● Fragmento del documento:
KIERKEGAARD Y LA FILOSOFÍA EXISTENCIAL
(Vox clamantis in deserto)
traducción de José Ferrater Mora
TERCERA ENTREGA
A MODO DE INTRODUCCIÓN (2)
KIERKEGAARD Y DOSTOIEVSKI
(Conferencia dada en la Sociedad rusa de Religión y de Filosofía de París)
II
He tenido que detenerme un poco en la filosofía especulativa de Hegel, ya que la tarea esencial de Dostoievski y Kierkegaard (el primero no se daba cuenta de esto, pero el segundo poseía de ello una plena conciencia) consistía en luchar contra el conjunto de ideas que encarnaba el hegelianismo, culminación del desarrollo milenario del pensamiento europeo. La ruptura del vínculo natural que liga entre sí a los fenómenos, ruptura en la cual se manifestaba el poder Creador sobre el mundo y su omnipotencia, era Hegel la cosa más insoportable, las más terrible: se trata para él de una ”violación del espíritu”. Hegel se burla de las narraciones de la Biblia. Todas ellas pertenecen, en su sentir, a la “historia”. No nos hablan sino de lo finito, de esta realidad finita que el hombre que pretende vivir en el espíritu y en la verdad debe rechazar enérgicamente. Esto es lo que Hegel llamaba “conciliar” la religión y la razón. De este modo la religión quedaba justificada por la filosofía, la cual percibe a través de la diversidad de las múltiples concepciones religiosas la “verdad necesaria”, y descubre en esta verdad necesaria “la idea eterna”.

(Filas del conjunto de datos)
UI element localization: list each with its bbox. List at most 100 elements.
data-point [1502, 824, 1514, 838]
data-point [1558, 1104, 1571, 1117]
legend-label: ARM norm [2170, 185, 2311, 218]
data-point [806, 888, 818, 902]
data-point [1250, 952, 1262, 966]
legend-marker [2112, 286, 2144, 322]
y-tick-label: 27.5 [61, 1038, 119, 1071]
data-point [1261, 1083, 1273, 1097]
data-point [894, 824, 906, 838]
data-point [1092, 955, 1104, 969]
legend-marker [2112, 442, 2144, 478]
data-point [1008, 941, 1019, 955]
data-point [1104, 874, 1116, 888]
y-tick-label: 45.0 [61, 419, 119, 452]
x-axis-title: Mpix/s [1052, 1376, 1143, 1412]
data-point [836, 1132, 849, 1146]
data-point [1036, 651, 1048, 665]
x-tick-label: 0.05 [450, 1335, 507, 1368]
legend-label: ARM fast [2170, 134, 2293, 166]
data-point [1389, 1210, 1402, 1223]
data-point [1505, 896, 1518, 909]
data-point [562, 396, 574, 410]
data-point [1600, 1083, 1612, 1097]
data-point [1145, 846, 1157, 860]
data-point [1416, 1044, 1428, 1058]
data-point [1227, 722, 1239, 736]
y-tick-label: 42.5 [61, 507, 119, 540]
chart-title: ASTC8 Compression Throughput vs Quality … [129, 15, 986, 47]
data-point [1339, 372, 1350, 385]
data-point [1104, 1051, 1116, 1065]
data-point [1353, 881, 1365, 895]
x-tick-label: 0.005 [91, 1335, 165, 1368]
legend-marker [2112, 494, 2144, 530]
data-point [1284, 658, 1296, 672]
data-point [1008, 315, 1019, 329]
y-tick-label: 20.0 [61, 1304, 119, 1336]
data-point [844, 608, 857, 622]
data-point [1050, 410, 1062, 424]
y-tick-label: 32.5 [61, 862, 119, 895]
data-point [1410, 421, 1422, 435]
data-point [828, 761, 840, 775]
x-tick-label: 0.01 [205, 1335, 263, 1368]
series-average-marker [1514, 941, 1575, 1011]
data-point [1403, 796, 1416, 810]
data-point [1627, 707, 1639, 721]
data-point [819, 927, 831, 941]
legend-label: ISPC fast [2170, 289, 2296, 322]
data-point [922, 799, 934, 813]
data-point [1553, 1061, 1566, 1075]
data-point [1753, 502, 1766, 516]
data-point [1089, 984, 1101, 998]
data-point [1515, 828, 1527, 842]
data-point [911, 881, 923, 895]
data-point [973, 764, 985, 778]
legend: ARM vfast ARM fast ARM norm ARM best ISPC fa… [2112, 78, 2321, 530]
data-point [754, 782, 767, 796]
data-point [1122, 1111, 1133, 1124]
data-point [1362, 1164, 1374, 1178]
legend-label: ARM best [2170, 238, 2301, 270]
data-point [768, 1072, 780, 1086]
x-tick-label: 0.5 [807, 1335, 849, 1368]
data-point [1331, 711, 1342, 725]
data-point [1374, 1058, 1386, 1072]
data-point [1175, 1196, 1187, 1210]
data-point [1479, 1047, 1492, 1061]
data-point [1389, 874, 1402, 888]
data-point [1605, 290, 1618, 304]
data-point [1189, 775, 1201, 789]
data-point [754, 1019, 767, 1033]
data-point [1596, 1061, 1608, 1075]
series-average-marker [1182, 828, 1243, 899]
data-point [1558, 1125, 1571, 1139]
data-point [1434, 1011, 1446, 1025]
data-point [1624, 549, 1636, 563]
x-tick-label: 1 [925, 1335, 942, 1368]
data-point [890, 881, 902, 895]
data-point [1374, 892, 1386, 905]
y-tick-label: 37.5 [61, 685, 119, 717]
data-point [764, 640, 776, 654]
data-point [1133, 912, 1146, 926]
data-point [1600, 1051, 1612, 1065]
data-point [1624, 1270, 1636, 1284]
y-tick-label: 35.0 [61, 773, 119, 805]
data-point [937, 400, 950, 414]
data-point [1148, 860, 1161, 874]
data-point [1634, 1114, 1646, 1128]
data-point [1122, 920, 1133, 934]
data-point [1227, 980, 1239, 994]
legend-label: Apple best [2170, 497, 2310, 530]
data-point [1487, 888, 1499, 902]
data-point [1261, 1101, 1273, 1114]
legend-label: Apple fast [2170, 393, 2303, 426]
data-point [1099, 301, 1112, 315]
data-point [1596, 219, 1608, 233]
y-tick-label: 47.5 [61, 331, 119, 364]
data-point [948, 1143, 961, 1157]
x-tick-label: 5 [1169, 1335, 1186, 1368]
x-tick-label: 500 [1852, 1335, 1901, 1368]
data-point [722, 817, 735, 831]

● Planteamiento del problema: Prosigue el texto sobre Kierkegaard y Dostoievski a partir de su última oración.

● Respuesta escrita:
La razón queda así, sin ningún género de dudas, plenamente satisfecha. Pero, ¿qué queda de la religión que de tal manera se ha justificado ante la razón? No hay duda tampoco de que, tras haber reducido el contenido de la “religión absoluta” a la unidad de la naturaleza divina y la naturaleza humana, Hegel y sus seguidores lograban ser, tal como el tentador lo había prometido a Adán, scientes, es decir, descubrían en el Creador una naturaleza idéntica a la que percibían en su propio ser. Pero, ¿nos encaminamos hacia la religión para concebir el saber? Belinsky exigía que se le diera cuenta de todas las víctimas del azar, de la inquisición, etc. Pero, ¿se preocupa el saber de dar cuenta de esas víctimas? ¿Es capaz siquiera de hacerlo? Por el contrario, el que “sabe”, y sobre todo el que sabe que la naturaleza de Dios y la del hombre son una y la misma, sabe también perfectamente que Belinsky exige algo imposible. Ahora bien, exigir lo imposible significa, como decía ya Aristóteles, mostrar la propia debilidad del espíritu. Todas las pretensiones humanas deben enmudecer allí donde comienza el dominio de lo imposible, allí donde, para hablar como Hegel, acaban todos los intereses del espíritu.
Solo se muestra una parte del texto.